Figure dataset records

# # #

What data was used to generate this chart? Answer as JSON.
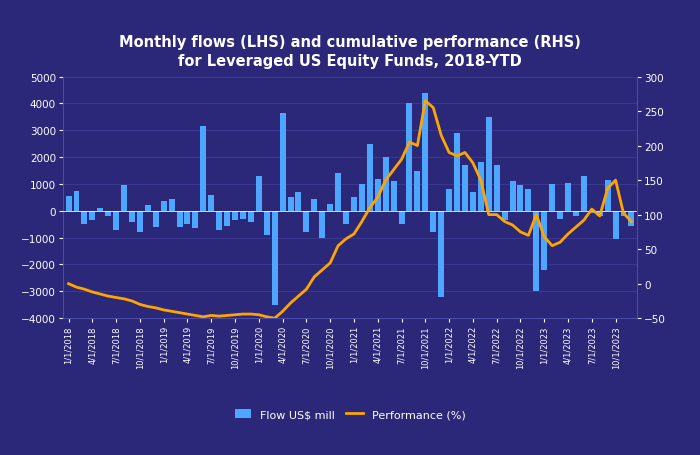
{
  "title": "Monthly flows (LHS) and cumulative performance (RHS)\nfor Leveraged US Equity Funds, 2018-YTD",
  "background_color": "#2b2779",
  "bar_color": "#4da6ff",
  "line_color": "#FFA500",
  "grid_color": "#4a4aaa",
  "text_color": "white",
  "ylim_left": [
    -4000,
    5000
  ],
  "ylim_right": [
    -50,
    300
  ],
  "legend_labels": [
    "Flow US$ mill",
    "Performance (%)"
  ],
  "flows": [
    550,
    750,
    -500,
    -350,
    100,
    -200,
    -700,
    950,
    -400,
    -800,
    200,
    -600,
    350,
    450,
    -600,
    -500,
    -650,
    3150,
    600,
    -700,
    -550,
    -350,
    -300,
    -400,
    1300,
    -900,
    -3500,
    3650,
    500,
    700,
    -800,
    450,
    -1000,
    250,
    1400,
    -500,
    500,
    1000,
    2500,
    1200,
    2000,
    1100,
    -500,
    4000,
    1500,
    4400,
    -800,
    -3200,
    800,
    2900,
    1700,
    700,
    1800,
    3500,
    1700,
    -350,
    1100,
    950,
    800,
    -3000,
    -2200,
    1000,
    -300,
    1050,
    -200,
    1300,
    -100,
    -200,
    1150,
    -1050,
    -200,
    -550
  ],
  "performance": [
    0,
    -5,
    -8,
    -12,
    -15,
    -18,
    -20,
    -22,
    -25,
    -30,
    -33,
    -35,
    -38,
    -40,
    -42,
    -44,
    -46,
    -48,
    -46,
    -47,
    -46,
    -45,
    -44,
    -44,
    -45,
    -48,
    -50,
    -40,
    -28,
    -18,
    -8,
    10,
    20,
    30,
    55,
    65,
    72,
    90,
    110,
    125,
    150,
    165,
    180,
    205,
    200,
    265,
    255,
    215,
    190,
    185,
    190,
    175,
    150,
    100,
    100,
    90,
    85,
    75,
    70,
    100,
    68,
    55,
    60,
    72,
    82,
    92,
    108,
    98,
    138,
    150,
    102,
    90
  ],
  "xtick_positions": [
    0,
    3,
    6,
    9,
    12,
    15,
    18,
    21,
    24,
    27,
    30,
    33,
    36,
    39,
    42,
    45,
    48,
    51,
    54,
    57,
    60,
    63,
    66,
    69
  ],
  "xtick_labels": [
    "1/1/2018",
    "4/1/2018",
    "7/1/2018",
    "10/1/2018",
    "1/1/2019",
    "4/1/2019",
    "7/1/2019",
    "10/1/2019",
    "1/1/2020",
    "4/1/2020",
    "7/1/2020",
    "10/1/2020",
    "1/1/2021",
    "4/1/2021",
    "7/1/2021",
    "10/1/2021",
    "1/1/2022",
    "4/1/2022",
    "7/1/2022",
    "10/1/2022",
    "1/1/2023",
    "4/1/2023",
    "7/1/2023",
    "10/1/2023"
  ],
  "yticks_left": [
    -4000,
    -3000,
    -2000,
    -1000,
    0,
    1000,
    2000,
    3000,
    4000,
    5000
  ],
  "yticks_right": [
    -50,
    0,
    50,
    100,
    150,
    200,
    250,
    300
  ]
}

# # #

● REQUIRED TASK
Give only the number of lines in the material above where the string "flows" appears.

● OUTPUT FOR THIS EXERCISE
2